_Exercise_
Every record here needs to be written out again exactly.

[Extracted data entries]
- - - -
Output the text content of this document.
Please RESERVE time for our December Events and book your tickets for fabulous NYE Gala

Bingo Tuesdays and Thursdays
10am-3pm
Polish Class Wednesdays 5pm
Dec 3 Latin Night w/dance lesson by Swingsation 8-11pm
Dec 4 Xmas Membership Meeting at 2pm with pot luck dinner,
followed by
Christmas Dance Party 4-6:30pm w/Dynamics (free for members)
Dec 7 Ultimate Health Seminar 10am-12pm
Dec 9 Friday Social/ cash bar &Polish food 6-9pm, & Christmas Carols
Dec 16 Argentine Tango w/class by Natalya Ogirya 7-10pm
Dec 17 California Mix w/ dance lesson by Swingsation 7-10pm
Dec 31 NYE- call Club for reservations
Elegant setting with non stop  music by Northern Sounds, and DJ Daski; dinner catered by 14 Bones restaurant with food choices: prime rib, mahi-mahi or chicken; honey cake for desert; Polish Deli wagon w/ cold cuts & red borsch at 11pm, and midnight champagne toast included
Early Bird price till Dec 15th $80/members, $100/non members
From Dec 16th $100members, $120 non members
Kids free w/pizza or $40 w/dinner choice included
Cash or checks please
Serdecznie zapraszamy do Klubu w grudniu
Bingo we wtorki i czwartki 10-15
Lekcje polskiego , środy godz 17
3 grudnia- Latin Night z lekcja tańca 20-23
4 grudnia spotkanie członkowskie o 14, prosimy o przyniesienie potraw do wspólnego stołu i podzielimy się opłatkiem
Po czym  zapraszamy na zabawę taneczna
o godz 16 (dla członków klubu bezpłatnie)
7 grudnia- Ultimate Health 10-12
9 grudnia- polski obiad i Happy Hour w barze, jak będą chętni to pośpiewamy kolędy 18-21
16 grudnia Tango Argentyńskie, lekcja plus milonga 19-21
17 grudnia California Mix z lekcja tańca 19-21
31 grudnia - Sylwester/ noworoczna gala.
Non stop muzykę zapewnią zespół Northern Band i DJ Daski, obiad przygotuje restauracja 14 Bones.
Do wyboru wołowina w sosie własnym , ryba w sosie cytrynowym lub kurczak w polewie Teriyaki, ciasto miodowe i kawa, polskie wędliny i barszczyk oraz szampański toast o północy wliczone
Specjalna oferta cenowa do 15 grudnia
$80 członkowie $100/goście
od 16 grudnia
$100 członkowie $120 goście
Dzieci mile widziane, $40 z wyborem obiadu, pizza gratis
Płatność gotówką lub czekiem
- - - -
_Task response_
Output the text content of this document.
Please RESERVE time for our December Events and book your tickets for fabulous NYE Gala

Bingo Tuesdays and Thursdays
10am-3pm
Polish Class Wednesdays 5pm
Dec 3 Latin Night w/dance lesson by Swingsation 8-11pm
Dec 4 Xmas Membership Meeting at 2pm with pot luck dinner,
followed by
Christmas Dance Party 4-6:30pm w/Dynamics (free for members)
Dec 7 Ultimate Health Seminar 10am-12pm
Dec 9 Friday Social/ cash bar &Polish food 6-9pm, & Christmas Carols
Dec 16 Argentine Tango w/class by Natalya Ogirya 7-10pm
Dec 17 California Mix w/ dance lesson by Swingsation 7-10pm
Dec 31 NYE- call Club for reservations
Elegant setting with non stop  music by Northern Sounds, and DJ Daski; dinner catered by 14 Bones restaurant with food choices: prime rib, mahi-mahi or chicken; honey cake for desert; Polish Deli wagon w/ cold cuts & red borsch at 11pm, and midnight champagne toast included
Early Bird price till Dec 15th $80/members, $100/non members
From Dec 16th $100members, $120 non members
Kids free w/pizza or $40 w/dinner choice included
Cash or checks please
Serdecznie zapraszamy do Klubu w grudniu
Bingo we wtorki i czwartki 10-15
Lekcje polskiego , środy godz 17
3 grudnia- Latin Night z lekcja tańca 20-23
4 grudnia spotkanie członkowskie o 14, prosimy o przyniesienie potraw do wspólnego stołu i podzielimy się opłatkiem
Po czym  zapraszamy na zabawę taneczna
o godz 16 (dla członków klubu bezpłatnie)
7 grudnia- Ultimate Health 10-12
9 grudnia- polski obiad i Happy Hour w barze, jak będą chętni to pośpiewamy kolędy 18-21
16 grudnia Tango Argentyńskie, lekcja plus milonga 19-21
17 grudnia California Mix z lekcja tańca 19-21
31 grudnia - Sylwester/ noworoczna gala.
Non stop muzykę zapewnią zespół Northern Band i DJ Daski, obiad przygotuje restauracja 14 Bones.
Do wyboru wołowina w sosie własnym , ryba w sosie cytrynowym lub kurczak w polewie Teriyaki, ciasto miodowe i kawa, polskie wędliny i barszczyk oraz szampański toast o północy wliczone
Specjalna oferta cenowa do 15 grudnia
$80 członkowie $100/goście
od 16 grudnia
$100 członkowie $120 goście
Dzieci mile widziane, $40 z wyborem obiadu, pizza gratis
Płatność gotówką lub czekiem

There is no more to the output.